Task directions: Return the records that follow, matching each one exactly.

Stored data entries
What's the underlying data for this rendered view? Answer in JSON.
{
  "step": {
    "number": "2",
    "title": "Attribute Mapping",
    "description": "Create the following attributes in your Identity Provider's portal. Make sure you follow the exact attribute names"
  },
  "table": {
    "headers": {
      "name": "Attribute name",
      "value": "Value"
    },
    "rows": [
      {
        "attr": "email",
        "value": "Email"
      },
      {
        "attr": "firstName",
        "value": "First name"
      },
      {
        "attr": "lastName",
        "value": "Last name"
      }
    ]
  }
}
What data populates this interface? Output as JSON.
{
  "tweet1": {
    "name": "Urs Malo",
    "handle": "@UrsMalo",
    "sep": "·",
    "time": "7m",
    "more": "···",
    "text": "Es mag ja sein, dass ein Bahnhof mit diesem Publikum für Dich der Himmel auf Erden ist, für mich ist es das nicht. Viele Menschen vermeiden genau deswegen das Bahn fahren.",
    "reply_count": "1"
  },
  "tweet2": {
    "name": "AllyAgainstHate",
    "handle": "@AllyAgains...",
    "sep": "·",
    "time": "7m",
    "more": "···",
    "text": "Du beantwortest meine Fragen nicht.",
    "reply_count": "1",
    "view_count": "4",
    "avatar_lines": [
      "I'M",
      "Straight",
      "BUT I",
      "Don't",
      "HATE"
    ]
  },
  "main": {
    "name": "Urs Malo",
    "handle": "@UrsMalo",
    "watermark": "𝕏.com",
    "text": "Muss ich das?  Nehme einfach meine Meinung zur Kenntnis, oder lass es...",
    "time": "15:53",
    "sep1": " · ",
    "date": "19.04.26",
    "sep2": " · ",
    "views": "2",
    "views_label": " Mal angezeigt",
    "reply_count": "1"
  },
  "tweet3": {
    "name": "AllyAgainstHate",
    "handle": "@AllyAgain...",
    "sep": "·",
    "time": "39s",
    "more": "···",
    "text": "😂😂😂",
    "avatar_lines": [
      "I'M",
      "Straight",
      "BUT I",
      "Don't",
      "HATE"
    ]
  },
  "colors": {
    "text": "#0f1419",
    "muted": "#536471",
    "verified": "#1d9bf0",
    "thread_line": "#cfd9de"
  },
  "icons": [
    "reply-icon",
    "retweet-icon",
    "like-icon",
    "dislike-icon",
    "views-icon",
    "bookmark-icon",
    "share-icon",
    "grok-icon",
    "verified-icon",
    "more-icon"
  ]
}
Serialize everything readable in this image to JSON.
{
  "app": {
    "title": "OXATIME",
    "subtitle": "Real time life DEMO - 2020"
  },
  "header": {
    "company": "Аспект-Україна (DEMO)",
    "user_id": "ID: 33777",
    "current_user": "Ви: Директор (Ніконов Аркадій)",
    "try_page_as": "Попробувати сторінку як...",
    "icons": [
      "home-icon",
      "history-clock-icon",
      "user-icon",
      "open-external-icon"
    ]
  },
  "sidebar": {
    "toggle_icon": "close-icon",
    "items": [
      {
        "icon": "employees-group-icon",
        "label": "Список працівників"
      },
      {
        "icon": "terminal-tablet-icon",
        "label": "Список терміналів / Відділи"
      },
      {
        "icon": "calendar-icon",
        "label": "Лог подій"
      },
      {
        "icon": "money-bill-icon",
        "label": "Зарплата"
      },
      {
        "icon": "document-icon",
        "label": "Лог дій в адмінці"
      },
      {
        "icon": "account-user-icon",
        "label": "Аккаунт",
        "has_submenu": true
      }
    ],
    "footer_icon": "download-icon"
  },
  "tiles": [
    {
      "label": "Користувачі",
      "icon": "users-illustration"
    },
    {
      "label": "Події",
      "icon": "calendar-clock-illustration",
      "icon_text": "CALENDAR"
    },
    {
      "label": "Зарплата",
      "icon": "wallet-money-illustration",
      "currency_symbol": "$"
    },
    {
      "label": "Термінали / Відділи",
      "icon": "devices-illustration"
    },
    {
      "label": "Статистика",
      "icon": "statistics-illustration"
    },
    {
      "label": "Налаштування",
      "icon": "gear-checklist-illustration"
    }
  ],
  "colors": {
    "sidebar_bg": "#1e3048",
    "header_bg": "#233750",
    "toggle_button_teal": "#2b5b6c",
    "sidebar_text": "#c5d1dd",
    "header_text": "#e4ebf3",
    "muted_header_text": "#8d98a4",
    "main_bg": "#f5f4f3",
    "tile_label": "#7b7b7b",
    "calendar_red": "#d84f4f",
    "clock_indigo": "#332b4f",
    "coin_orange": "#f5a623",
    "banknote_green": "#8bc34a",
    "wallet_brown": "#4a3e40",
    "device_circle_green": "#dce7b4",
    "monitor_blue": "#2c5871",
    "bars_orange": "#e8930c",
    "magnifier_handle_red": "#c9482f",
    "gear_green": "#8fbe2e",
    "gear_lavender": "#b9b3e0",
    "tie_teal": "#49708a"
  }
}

Solution for this task:
What's the underlying data for this rendered view? Answer in JSON.
{
  "step": {
    "number": "2",
    "title": "Attribute Mapping",
    "description": "Create the following attributes in your Identity Provider's portal. Make sure you follow the exact attribute names"
  },
  "table": {
    "headers": {
      "name": "Attribute name",
      "value": "Value"
    },
    "rows": [
      {
        "attr": "email",
        "value": "Email"
      },
      {
        "attr": "firstName",
        "value": "First name"
      },
      {
        "attr": "lastName",
        "value": "Last name"
      }
    ]
  }
}
What data populates this interface? Output as JSON.
{
  "tweet1": {
    "name": "Urs Malo",
    "handle": "@UrsMalo",
    "sep": "·",
    "time": "7m",
    "more": "···",
    "text": "Es mag ja sein, dass ein Bahnhof mit diesem Publikum für Dich der Himmel auf Erden ist, für mich ist es das nicht. Viele Menschen vermeiden genau deswegen das Bahn fahren.",
    "reply_count": "1"
  },
  "tweet2": {
    "name": "AllyAgainstHate",
    "handle": "@AllyAgains...",
    "sep": "·",
    "time": "7m",
    "more": "···",
    "text": "Du beantwortest meine Fragen nicht.",
    "reply_count": "1",
    "view_count": "4",
    "avatar_lines": [
      "I'M",
      "Straight",
      "BUT I",
      "Don't",
      "HATE"
    ]
  },
  "main": {
    "name": "Urs Malo",
    "handle": "@UrsMalo",
    "watermark": "𝕏.com",
    "text": "Muss ich das?  Nehme einfach meine Meinung zur Kenntnis, oder lass es...",
    "time": "15:53",
    "sep1": " · ",
    "date": "19.04.26",
    "sep2": " · ",
    "views": "2",
    "views_label": " Mal angezeigt",
    "reply_count": "1"
  },
  "tweet3": {
    "name": "AllyAgainstHate",
    "handle": "@AllyAgain...",
    "sep": "·",
    "time": "39s",
    "more": "···",
    "text": "😂😂😂",
    "avatar_lines": [
      "I'M",
      "Straight",
      "BUT I",
      "Don't",
      "HATE"
    ]
  },
  "colors": {
    "text": "#0f1419",
    "muted": "#536471",
    "verified": "#1d9bf0",
    "thread_line": "#cfd9de"
  },
  "icons": [
    "reply-icon",
    "retweet-icon",
    "like-icon",
    "dislike-icon",
    "views-icon",
    "bookmark-icon",
    "share-icon",
    "grok-icon",
    "verified-icon",
    "more-icon"
  ]
}
Serialize everything readable in this image to JSON.
{
  "app": {
    "title": "OXATIME",
    "subtitle": "Real time life DEMO - 2020"
  },
  "header": {
    "company": "Аспект-Україна (DEMO)",
    "user_id": "ID: 33777",
    "current_user": "Ви: Директор (Ніконов Аркадій)",
    "try_page_as": "Попробувати сторінку як...",
    "icons": [
      "home-icon",
      "history-clock-icon",
      "user-icon",
      "open-external-icon"
    ]
  },
  "sidebar": {
    "toggle_icon": "close-icon",
    "items": [
      {
        "icon": "employees-group-icon",
        "label": "Список працівників"
      },
      {
        "icon": "terminal-tablet-icon",
        "label": "Список терміналів / Відділи"
      },
      {
        "icon": "calendar-icon",
        "label": "Лог подій"
      },
      {
        "icon": "money-bill-icon",
        "label": "Зарплата"
      },
      {
        "icon": "document-icon",
        "label": "Лог дій в адмінці"
      },
      {
        "icon": "account-user-icon",
        "label": "Аккаунт",
        "has_submenu": true
      }
    ],
    "footer_icon": "download-icon"
  },
  "tiles": [
    {
      "label": "Користувачі",
      "icon": "users-illustration"
    },
    {
      "label": "Події",
      "icon": "calendar-clock-illustration",
      "icon_text": "CALENDAR"
    },
    {
      "label": "Зарплата",
      "icon": "wallet-money-illustration",
      "currency_symbol": "$"
    },
    {
      "label": "Термінали / Відділи",
      "icon": "devices-illustration"
    },
    {
      "label": "Статистика",
      "icon": "statistics-illustration"
    },
    {
      "label": "Налаштування",
      "icon": "gear-checklist-illustration"
    }
  ],
  "colors": {
    "sidebar_bg": "#1e3048",
    "header_bg": "#233750",
    "toggle_button_teal": "#2b5b6c",
    "sidebar_text": "#c5d1dd",
    "header_text": "#e4ebf3",
    "muted_header_text": "#8d98a4",
    "main_bg": "#f5f4f3",
    "tile_label": "#7b7b7b",
    "calendar_red": "#d84f4f",
    "clock_indigo": "#332b4f",
    "coin_orange": "#f5a623",
    "banknote_green": "#8bc34a",
    "wallet_brown": "#4a3e40",
    "device_circle_green": "#dce7b4",
    "monitor_blue": "#2c5871",
    "bars_orange": "#e8930c",
    "magnifier_handle_red": "#c9482f",
    "gear_green": "#8fbe2e",
    "gear_lavender": "#b9b3e0",
    "tie_teal": "#49708a"
  }
}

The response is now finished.